Dataset entries on figures
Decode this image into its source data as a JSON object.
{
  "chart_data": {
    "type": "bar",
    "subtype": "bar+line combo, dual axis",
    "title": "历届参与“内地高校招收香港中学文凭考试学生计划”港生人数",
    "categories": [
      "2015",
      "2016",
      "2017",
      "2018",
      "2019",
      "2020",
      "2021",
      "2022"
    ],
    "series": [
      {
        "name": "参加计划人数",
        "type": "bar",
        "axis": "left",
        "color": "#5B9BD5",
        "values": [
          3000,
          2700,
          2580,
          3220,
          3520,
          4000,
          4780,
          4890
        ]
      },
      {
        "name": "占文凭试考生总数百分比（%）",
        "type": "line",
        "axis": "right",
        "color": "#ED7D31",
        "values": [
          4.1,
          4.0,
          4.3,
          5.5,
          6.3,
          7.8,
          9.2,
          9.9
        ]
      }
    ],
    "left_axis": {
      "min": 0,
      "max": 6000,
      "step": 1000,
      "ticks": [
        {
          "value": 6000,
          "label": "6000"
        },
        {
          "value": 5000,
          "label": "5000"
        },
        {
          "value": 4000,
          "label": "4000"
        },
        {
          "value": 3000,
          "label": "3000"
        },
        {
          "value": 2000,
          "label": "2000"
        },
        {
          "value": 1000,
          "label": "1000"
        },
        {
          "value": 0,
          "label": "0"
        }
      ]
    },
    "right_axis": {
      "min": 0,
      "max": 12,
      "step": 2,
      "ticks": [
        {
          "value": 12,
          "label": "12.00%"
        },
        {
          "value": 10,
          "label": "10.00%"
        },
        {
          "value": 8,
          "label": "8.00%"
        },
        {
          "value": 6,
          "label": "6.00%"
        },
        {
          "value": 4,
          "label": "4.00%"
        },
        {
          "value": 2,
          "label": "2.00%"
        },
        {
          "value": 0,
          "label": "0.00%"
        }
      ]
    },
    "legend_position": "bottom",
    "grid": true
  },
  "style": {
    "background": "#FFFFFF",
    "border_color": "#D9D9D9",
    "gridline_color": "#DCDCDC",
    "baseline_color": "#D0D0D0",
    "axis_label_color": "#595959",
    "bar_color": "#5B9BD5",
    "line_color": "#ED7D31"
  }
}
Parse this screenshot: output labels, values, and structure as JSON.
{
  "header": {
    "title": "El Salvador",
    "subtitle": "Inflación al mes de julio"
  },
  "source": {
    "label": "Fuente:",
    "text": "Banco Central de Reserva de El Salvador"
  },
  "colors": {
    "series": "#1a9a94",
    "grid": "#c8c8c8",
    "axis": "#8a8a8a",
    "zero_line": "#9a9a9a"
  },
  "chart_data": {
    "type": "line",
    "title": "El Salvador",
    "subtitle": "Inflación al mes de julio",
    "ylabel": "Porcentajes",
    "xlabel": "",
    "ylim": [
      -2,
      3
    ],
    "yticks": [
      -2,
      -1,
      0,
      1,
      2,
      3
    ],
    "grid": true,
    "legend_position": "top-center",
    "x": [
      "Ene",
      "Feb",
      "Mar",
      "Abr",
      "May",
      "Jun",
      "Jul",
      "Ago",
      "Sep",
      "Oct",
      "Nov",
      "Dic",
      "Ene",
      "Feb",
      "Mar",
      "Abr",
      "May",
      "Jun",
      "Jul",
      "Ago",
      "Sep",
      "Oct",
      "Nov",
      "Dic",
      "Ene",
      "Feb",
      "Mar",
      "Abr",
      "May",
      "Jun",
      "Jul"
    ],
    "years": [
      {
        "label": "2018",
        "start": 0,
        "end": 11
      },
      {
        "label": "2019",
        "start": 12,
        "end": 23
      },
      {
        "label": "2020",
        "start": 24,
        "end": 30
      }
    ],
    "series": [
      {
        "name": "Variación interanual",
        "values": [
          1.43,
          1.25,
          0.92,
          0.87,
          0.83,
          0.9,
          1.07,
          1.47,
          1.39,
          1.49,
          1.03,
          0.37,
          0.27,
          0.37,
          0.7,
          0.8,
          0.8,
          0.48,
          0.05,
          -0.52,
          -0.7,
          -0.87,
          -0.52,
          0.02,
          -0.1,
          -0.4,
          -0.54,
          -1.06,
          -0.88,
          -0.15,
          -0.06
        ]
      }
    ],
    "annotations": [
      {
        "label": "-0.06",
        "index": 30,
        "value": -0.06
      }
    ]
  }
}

EXERCISE BRIEF — Would you reproduce all the entries exactly?

EXERCISE OUTPUT —
Decode this image into its source data as a JSON object.
{
  "chart_data": {
    "type": "bar",
    "subtype": "bar+line combo, dual axis",
    "title": "历届参与“内地高校招收香港中学文凭考试学生计划”港生人数",
    "categories": [
      "2015",
      "2016",
      "2017",
      "2018",
      "2019",
      "2020",
      "2021",
      "2022"
    ],
    "series": [
      {
        "name": "参加计划人数",
        "type": "bar",
        "axis": "left",
        "color": "#5B9BD5",
        "values": [
          3000,
          2700,
          2580,
          3220,
          3520,
          4000,
          4780,
          4890
        ]
      },
      {
        "name": "占文凭试考生总数百分比（%）",
        "type": "line",
        "axis": "right",
        "color": "#ED7D31",
        "values": [
          4.1,
          4.0,
          4.3,
          5.5,
          6.3,
          7.8,
          9.2,
          9.9
        ]
      }
    ],
    "left_axis": {
      "min": 0,
      "max": 6000,
      "step": 1000,
      "ticks": [
        {
          "value": 6000,
          "label": "6000"
        },
        {
          "value": 5000,
          "label": "5000"
        },
        {
          "value": 4000,
          "label": "4000"
        },
        {
          "value": 3000,
          "label": "3000"
        },
        {
          "value": 2000,
          "label": "2000"
        },
        {
          "value": 1000,
          "label": "1000"
        },
        {
          "value": 0,
          "label": "0"
        }
      ]
    },
    "right_axis": {
      "min": 0,
      "max": 12,
      "step": 2,
      "ticks": [
        {
          "value": 12,
          "label": "12.00%"
        },
        {
          "value": 10,
          "label": "10.00%"
        },
        {
          "value": 8,
          "label": "8.00%"
        },
        {
          "value": 6,
          "label": "6.00%"
        },
        {
          "value": 4,
          "label": "4.00%"
        },
        {
          "value": 2,
          "label": "2.00%"
        },
        {
          "value": 0,
          "label": "0.00%"
        }
      ]
    },
    "legend_position": "bottom",
    "grid": true
  },
  "style": {
    "background": "#FFFFFF",
    "border_color": "#D9D9D9",
    "gridline_color": "#DCDCDC",
    "baseline_color": "#D0D0D0",
    "axis_label_color": "#595959",
    "bar_color": "#5B9BD5",
    "line_color": "#ED7D31"
  }
}
Parse this screenshot: output labels, values, and structure as JSON.
{
  "header": {
    "title": "El Salvador",
    "subtitle": "Inflación al mes de julio"
  },
  "source": {
    "label": "Fuente:",
    "text": "Banco Central de Reserva de El Salvador"
  },
  "colors": {
    "series": "#1a9a94",
    "grid": "#c8c8c8",
    "axis": "#8a8a8a",
    "zero_line": "#9a9a9a"
  },
  "chart_data": {
    "type": "line",
    "title": "El Salvador",
    "subtitle": "Inflación al mes de julio",
    "ylabel": "Porcentajes",
    "xlabel": "",
    "ylim": [
      -2,
      3
    ],
    "yticks": [
      -2,
      -1,
      0,
      1,
      2,
      3
    ],
    "grid": true,
    "legend_position": "top-center",
    "x": [
      "Ene",
      "Feb",
      "Mar",
      "Abr",
      "May",
      "Jun",
      "Jul",
      "Ago",
      "Sep",
      "Oct",
      "Nov",
      "Dic",
      "Ene",
      "Feb",
      "Mar",
      "Abr",
      "May",
      "Jun",
      "Jul",
      "Ago",
      "Sep",
      "Oct",
      "Nov",
      "Dic",
      "Ene",
      "Feb",
      "Mar",
      "Abr",
      "May",
      "Jun",
      "Jul"
    ],
    "years": [
      {
        "label": "2018",
        "start": 0,
        "end": 11
      },
      {
        "label": "2019",
        "start": 12,
        "end": 23
      },
      {
        "label": "2020",
        "start": 24,
        "end": 30
      }
    ],
    "series": [
      {
        "name": "Variación interanual",
        "values": [
          1.43,
          1.25,
          0.92,
          0.87,
          0.83,
          0.9,
          1.07,
          1.47,
          1.39,
          1.49,
          1.03,
          0.37,
          0.27,
          0.37,
          0.7,
          0.8,
          0.8,
          0.48,
          0.05,
          -0.52,
          -0.7,
          -0.87,
          -0.52,
          0.02,
          -0.1,
          -0.4,
          -0.54,
          -1.06,
          -0.88,
          -0.15,
          -0.06
        ]
      }
    ],
    "annotations": [
      {
        "label": "-0.06",
        "index": 30,
        "value": -0.06
      }
    ]
  }
}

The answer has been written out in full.